#### Written instruction
Starting at the line with "OCR this image." in it, reproduce each line below through the last one, exactly, and include nothing else.

#### Supplied records

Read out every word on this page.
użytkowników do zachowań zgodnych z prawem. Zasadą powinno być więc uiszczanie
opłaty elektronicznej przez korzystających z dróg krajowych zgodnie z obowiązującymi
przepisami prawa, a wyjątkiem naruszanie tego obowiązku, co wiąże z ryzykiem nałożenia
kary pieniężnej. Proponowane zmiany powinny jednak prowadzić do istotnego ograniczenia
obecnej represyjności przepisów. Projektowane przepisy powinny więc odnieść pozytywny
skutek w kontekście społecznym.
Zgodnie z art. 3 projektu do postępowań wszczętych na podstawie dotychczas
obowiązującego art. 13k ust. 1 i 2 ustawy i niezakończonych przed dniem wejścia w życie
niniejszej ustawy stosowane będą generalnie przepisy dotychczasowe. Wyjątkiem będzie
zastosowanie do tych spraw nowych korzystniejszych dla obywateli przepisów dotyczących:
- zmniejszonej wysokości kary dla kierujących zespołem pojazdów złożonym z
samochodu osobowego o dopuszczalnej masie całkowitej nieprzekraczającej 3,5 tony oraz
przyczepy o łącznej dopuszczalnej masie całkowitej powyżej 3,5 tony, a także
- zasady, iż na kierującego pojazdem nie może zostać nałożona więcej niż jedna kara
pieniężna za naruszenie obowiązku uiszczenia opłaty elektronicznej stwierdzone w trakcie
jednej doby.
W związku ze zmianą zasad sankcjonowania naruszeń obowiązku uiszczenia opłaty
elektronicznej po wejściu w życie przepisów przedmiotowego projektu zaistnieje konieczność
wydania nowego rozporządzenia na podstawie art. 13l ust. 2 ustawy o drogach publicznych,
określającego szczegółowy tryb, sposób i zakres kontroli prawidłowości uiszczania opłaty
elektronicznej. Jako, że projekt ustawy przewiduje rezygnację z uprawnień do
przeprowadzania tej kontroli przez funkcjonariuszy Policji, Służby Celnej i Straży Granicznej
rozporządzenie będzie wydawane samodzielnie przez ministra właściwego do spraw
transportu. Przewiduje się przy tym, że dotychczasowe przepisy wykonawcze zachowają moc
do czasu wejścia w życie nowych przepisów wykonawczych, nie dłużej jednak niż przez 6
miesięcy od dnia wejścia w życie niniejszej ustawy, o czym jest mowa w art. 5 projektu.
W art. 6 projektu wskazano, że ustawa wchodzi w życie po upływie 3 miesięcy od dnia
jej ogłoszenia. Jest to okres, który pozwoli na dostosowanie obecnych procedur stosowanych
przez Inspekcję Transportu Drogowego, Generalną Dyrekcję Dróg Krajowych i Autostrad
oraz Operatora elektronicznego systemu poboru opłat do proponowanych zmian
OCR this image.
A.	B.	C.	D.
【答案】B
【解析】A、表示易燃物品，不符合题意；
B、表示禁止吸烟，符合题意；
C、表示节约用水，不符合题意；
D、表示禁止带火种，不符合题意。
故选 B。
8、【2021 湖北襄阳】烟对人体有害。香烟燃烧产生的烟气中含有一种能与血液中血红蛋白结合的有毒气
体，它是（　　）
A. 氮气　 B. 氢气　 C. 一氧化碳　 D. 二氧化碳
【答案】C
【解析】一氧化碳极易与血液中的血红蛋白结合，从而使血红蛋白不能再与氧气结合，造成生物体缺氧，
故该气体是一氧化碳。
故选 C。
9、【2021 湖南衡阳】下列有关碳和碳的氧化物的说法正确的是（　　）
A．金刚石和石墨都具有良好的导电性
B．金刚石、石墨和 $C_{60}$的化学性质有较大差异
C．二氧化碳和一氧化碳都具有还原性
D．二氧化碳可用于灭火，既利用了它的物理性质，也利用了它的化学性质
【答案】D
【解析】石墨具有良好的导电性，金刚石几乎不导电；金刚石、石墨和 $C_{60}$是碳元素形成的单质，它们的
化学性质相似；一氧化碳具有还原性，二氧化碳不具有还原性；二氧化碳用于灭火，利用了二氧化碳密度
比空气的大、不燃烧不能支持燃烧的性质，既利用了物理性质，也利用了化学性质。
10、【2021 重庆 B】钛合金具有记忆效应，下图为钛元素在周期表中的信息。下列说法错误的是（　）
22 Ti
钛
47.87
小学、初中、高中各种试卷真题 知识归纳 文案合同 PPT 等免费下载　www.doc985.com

#### Answer below
OCR this image.
A.	B.	C.	D.
【答案】B
【解析】A、表示易燃物品，不符合题意；
B、表示禁止吸烟，符合题意；
C、表示节约用水，不符合题意；
D、表示禁止带火种，不符合题意。
故选 B。
8、【2021 湖北襄阳】烟对人体有害。香烟燃烧产生的烟气中含有一种能与血液中血红蛋白结合的有毒气
体，它是（　　）
A. 氮气　 B. 氢气　 C. 一氧化碳　 D. 二氧化碳
【答案】C
【解析】一氧化碳极易与血液中的血红蛋白结合，从而使血红蛋白不能再与氧气结合，造成生物体缺氧，
故该气体是一氧化碳。
故选 C。
9、【2021 湖南衡阳】下列有关碳和碳的氧化物的说法正确的是（　　）
A．金刚石和石墨都具有良好的导电性
B．金刚石、石墨和 $C_{60}$的化学性质有较大差异
C．二氧化碳和一氧化碳都具有还原性
D．二氧化碳可用于灭火，既利用了它的物理性质，也利用了它的化学性质
【答案】D
【解析】石墨具有良好的导电性，金刚石几乎不导电；金刚石、石墨和 $C_{60}$是碳元素形成的单质，它们的
化学性质相似；一氧化碳具有还原性，二氧化碳不具有还原性；二氧化碳用于灭火，利用了二氧化碳密度
比空气的大、不燃烧不能支持燃烧的性质，既利用了物理性质，也利用了化学性质。
10、【2021 重庆 B】钛合金具有记忆效应，下图为钛元素在周期表中的信息。下列说法错误的是（　）
22 Ti
钛
47.87
小学、初中、高中各种试卷真题 知识归纳 文案合同 PPT 等免费下载　www.doc985.com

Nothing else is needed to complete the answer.